■ TAREFA:
Reescreva a parte do trecho fornecido que começa em "Ela só queria" e vai até "tinham se passado.", trocando "copo d’água" por "café".

■ TRECHO FORNECIDO:
+---+

Simpatizei com a moça tímida e superprotegida dos subúrbios de Florença, que parecia pedir desculpas por vir estritamente acompanhada dos pais em sua missão novaiorquina de autodescoberta. Seu voyeurismo não tinha o perfil consumista dos fãs de Carrie Bradshaw, nem parecia curtir a ideia de idolatrar a fachada da casa de "Friends".

Ela só queria reviver o enredo de Taylor, o de um coração adolescente machucado. Era o que faltava para completar a sua agenda na cidade. E a jovem Giovanna —com o perdão da redundância— vinha com essa missão. Os pais, exaustos, classificaram o bairro de belíssimo. Achei a situação divertida e convidei-os para um copo d’água. Nunca tinha dado passagem a estranhos assim. Giovanna disse que já voltava, os pais se levantaram, mas a filha disse saber aonde ia. E conseguiu se livrar dos pais, eu que cuidasse deles!

Em casa, a mãe tinha na bolsa entreaberta "Doze Contos Peregrinos" do Gabriel García Márquez, o que me pareceu acertado para um dia de peregrinação. Ficamos conversando quando o pai, de repente, notou que duas horas tinham se passado.

"E a ragazza, cadê?"

Agradeceram enfaticamente a acolhida, trocamos número de telefone e partiram em direção à rua Cornelia. Fechei a porta, aliviada de que a visita já se ia, e foi só mais tarde, já de noite, que vi a chamada perdida e cinco mensagens desesperadas. Nada da filha.

Ia telefonar para eles, mas de repente, a campainha tocou. Giovanna. Eu a encarei, irritada com seu jeitão inocente à porta. Disse que ligasse já para os pais, e depois do vaivém dramático ao telefone, ela pediu, envergonhada, se eu lhe chamaria um carro, justificando que celular morreu na rua.

"Foi a algum show dela?", perguntei, tentando animá-la e testando o grau de devoção na escala Swiftie.

"Eras Tour. Milão, 14 de julho de 2024", ela disse, sem aparentar emoção alguma, como uma data histórica remota, tipo a queda do império romano. "A questão é que minha vida mudou."

Antes de ir embora, Giovanna quis me contar que começou a ouvir Taylor Swift porque se sentia obrigada. "Pertencer a um grupo, os comentários que você deixa, o número de seguidores. Você sabe." Não queria bancar a tia, questionando sua jornada nas redes sociais, e nada daquilo era novidade, mas ainda assim era triste o seu dever de seguir Taylor, como um protocolo adolescente.

Com o álbum "Folklore", em 2020, ela se descobriu na pandemia, em pleno isolamento. Uma música, de um ano antes, tocou mais fundo: "Cornelia Street". Por causa da canção, quis imaginar —"e minha vida ficou mais leve e profunda, sabe?"— que seus passeios ocorriam em uma manhã chuvosa, sem rumo, resgatando a vida das ruas, mesmo que o giro fosse para um parque ou para a faculdade.

+---+

■ ITENS EXTRAÍDOS:
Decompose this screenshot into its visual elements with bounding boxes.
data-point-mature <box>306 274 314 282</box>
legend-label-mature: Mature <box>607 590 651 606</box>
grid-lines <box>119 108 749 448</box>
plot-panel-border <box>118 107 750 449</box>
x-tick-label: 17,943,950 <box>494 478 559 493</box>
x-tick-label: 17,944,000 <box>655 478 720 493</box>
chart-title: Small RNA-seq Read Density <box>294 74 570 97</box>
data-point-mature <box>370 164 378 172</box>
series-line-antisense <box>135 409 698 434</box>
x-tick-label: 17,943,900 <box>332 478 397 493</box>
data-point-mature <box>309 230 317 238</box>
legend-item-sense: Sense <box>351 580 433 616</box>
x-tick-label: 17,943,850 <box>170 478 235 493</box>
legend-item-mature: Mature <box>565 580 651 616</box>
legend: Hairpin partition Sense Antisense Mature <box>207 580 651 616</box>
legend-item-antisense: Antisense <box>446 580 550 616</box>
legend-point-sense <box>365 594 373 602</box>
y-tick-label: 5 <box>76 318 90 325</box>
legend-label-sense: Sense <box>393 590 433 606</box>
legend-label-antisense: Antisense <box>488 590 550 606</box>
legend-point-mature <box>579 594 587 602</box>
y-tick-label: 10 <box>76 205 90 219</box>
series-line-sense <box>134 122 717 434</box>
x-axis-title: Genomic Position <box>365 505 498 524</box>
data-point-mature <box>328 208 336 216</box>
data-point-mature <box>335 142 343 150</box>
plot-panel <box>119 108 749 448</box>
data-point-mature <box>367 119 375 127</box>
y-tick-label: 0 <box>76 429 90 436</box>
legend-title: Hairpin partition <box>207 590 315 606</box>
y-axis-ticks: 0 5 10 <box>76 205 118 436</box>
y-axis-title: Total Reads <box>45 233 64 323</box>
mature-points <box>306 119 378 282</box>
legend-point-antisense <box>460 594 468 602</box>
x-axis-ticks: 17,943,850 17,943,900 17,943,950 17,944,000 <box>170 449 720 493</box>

+---+

■ RESPOSTA:
Ela só queria reviver o enredo de Taylor, o de um coração adolescente machucado. Era o que faltava para completar a sua agenda na cidade. E a jovem Giovanna —com o perdão da redundância— vinha com essa missão. Os pais, exaustos, classificaram o bairro de belíssimo. Achei a situação divertida e convidei-os para um café. Nunca tinha dado passagem a estranhos assim. Giovanna disse que já voltava, os pais se levantaram, mas a filha disse saber aonde ia. E conseguiu se livrar dos pais, eu que cuidasse deles!

Em casa, a mãe tinha na bolsa entreaberta "Doze Contos Peregrinos" do Gabriel García Márquez, o que me pareceu acertado para um dia de peregrinação. Ficamos conversando quando o pai, de repente, notou que duas horas tinham se passado.